— START OF DATASET —

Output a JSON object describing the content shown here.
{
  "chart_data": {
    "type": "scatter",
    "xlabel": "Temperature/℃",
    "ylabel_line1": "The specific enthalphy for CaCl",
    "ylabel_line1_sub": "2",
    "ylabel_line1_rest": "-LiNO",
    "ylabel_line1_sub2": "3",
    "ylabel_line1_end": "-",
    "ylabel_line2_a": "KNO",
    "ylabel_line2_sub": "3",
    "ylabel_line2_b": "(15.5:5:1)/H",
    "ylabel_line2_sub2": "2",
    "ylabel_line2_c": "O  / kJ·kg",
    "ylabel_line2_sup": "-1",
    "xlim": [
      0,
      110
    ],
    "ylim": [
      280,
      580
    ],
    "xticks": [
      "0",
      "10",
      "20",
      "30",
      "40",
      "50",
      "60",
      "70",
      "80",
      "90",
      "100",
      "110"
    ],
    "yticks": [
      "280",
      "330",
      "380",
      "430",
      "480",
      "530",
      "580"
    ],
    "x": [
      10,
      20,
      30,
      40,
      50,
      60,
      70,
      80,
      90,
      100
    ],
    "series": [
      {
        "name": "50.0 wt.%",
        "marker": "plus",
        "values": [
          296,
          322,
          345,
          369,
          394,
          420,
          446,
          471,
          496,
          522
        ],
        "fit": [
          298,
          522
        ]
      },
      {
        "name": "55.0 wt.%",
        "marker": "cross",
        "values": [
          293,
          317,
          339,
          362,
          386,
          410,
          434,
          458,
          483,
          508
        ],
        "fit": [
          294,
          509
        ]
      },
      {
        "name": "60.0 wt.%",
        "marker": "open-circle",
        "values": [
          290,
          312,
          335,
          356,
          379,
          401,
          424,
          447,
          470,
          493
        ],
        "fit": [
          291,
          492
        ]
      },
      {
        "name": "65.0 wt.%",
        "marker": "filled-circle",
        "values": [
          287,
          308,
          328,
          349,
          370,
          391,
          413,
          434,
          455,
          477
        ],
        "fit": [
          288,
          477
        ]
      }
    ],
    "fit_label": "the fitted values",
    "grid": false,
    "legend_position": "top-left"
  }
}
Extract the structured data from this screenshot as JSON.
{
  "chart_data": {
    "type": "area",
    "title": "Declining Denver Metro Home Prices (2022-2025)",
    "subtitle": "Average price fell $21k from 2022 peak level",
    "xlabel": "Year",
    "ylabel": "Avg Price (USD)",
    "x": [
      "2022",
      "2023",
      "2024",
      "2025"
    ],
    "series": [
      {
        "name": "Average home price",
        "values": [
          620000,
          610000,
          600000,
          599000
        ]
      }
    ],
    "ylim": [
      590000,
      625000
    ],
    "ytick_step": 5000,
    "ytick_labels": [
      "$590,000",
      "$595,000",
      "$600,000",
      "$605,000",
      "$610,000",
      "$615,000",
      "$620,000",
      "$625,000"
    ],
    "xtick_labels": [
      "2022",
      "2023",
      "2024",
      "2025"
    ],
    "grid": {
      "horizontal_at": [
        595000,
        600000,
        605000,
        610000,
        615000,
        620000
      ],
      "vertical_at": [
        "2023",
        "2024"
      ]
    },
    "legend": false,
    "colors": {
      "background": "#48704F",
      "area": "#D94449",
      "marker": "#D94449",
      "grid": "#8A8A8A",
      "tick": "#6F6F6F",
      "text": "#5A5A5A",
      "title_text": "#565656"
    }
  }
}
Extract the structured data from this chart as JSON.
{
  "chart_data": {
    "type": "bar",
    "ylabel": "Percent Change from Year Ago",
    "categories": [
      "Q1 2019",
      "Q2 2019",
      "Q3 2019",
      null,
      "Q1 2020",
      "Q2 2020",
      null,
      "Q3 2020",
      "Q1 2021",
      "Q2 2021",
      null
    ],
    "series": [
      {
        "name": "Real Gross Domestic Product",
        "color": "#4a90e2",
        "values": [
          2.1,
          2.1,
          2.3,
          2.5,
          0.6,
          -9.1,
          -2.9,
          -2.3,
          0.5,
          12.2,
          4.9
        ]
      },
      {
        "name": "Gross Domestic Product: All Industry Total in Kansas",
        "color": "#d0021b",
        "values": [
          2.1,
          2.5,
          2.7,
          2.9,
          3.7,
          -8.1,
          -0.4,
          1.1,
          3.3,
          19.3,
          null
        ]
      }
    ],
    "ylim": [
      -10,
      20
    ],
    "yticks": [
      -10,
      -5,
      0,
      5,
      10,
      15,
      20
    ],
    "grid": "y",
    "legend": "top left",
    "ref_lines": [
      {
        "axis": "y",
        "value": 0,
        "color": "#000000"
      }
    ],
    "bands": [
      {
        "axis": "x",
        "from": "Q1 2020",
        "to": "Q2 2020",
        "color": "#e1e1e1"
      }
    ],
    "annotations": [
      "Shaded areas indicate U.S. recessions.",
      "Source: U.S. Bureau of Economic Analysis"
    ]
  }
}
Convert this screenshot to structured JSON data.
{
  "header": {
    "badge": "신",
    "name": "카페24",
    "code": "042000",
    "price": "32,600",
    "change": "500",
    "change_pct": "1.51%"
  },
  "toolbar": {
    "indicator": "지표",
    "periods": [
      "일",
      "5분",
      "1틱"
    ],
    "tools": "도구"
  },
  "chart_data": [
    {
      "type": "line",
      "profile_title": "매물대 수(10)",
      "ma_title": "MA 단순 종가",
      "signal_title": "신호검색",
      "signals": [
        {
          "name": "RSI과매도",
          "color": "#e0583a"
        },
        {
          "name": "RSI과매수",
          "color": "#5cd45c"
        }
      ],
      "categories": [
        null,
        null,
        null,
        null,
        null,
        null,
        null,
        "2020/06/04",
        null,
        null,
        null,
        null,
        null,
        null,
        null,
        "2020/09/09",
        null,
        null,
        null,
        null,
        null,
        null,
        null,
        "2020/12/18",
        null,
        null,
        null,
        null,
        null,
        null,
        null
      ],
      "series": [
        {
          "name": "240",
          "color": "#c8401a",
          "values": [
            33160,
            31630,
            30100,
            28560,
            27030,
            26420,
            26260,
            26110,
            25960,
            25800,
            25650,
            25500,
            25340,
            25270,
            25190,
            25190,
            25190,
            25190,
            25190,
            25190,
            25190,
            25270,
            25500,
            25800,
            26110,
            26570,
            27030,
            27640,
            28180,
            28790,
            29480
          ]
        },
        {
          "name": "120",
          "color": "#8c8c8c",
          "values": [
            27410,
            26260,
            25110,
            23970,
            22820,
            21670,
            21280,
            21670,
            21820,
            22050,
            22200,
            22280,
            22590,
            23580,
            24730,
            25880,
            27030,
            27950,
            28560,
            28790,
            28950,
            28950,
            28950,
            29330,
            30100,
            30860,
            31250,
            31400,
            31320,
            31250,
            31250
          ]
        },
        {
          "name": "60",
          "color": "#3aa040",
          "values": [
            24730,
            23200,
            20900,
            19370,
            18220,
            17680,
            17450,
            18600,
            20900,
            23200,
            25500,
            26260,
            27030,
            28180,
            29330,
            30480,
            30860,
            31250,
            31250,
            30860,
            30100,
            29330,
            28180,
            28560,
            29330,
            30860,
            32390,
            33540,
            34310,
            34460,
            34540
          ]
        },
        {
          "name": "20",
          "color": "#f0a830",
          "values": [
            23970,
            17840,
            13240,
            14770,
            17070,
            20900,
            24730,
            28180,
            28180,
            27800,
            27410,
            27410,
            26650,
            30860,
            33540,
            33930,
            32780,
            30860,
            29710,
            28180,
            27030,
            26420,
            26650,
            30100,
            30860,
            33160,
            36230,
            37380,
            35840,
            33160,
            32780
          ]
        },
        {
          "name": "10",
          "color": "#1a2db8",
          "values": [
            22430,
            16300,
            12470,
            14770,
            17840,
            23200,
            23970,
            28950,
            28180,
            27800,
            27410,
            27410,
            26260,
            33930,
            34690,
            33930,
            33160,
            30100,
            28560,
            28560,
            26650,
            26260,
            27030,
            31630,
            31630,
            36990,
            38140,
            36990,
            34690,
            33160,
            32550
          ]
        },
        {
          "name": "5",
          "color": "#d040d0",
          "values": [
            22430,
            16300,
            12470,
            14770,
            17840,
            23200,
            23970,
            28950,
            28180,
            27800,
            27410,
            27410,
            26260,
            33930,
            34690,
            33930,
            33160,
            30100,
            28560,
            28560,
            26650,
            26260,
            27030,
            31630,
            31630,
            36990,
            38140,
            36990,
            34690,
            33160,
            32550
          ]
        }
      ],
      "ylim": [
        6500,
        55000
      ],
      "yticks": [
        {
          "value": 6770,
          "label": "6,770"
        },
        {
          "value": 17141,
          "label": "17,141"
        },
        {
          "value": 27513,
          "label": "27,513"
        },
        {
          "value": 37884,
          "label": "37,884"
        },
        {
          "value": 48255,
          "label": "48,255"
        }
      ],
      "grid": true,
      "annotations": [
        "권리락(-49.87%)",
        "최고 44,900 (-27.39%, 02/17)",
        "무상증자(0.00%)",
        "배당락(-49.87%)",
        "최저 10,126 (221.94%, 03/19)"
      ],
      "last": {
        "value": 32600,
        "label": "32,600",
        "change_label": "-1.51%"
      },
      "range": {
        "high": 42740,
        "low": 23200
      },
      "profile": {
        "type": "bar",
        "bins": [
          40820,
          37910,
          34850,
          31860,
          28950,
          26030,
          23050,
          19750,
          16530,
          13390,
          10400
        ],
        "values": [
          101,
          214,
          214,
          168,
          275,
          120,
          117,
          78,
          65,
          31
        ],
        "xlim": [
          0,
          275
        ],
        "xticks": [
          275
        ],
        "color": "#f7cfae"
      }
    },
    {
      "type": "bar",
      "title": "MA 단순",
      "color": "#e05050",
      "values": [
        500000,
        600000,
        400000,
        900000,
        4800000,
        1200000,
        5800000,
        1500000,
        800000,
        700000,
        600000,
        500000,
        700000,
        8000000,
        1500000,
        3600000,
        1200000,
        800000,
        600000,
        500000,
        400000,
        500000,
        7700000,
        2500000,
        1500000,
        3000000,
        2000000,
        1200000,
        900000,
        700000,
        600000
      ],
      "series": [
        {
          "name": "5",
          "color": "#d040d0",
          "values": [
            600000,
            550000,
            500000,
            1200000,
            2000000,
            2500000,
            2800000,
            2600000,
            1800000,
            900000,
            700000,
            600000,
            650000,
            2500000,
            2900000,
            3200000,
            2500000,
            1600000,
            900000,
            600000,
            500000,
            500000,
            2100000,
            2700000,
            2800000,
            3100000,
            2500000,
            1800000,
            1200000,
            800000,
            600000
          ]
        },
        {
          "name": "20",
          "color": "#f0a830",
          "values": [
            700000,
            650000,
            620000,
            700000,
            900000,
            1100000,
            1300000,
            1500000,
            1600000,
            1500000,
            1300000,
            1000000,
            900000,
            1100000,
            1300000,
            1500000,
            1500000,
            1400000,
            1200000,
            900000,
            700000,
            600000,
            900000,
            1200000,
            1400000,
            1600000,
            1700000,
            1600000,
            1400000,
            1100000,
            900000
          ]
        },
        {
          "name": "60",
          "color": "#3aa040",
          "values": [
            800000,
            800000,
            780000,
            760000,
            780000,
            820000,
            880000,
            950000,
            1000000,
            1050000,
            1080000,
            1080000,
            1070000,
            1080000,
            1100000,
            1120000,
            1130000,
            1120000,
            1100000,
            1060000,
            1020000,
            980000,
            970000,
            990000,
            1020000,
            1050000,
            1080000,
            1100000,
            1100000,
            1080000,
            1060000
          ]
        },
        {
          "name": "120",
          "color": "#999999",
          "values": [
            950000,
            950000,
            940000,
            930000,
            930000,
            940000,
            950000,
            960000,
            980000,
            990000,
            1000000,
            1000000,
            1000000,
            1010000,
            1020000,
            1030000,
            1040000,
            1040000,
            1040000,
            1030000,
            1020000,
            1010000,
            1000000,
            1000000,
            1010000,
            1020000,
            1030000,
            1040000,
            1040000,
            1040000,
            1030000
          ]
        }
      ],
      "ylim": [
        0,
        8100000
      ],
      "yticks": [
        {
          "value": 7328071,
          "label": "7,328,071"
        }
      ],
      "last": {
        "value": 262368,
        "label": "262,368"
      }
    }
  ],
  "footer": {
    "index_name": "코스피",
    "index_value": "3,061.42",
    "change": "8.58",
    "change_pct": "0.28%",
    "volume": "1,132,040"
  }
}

— END OF DATASET —

- **WHAT TO PRODUCE**
From the records above, pick out and copy each line holding the word "circle".

- **COMPLETED EXERCISE**
        "marker": "open-circle",
        "marker": "filled-circle",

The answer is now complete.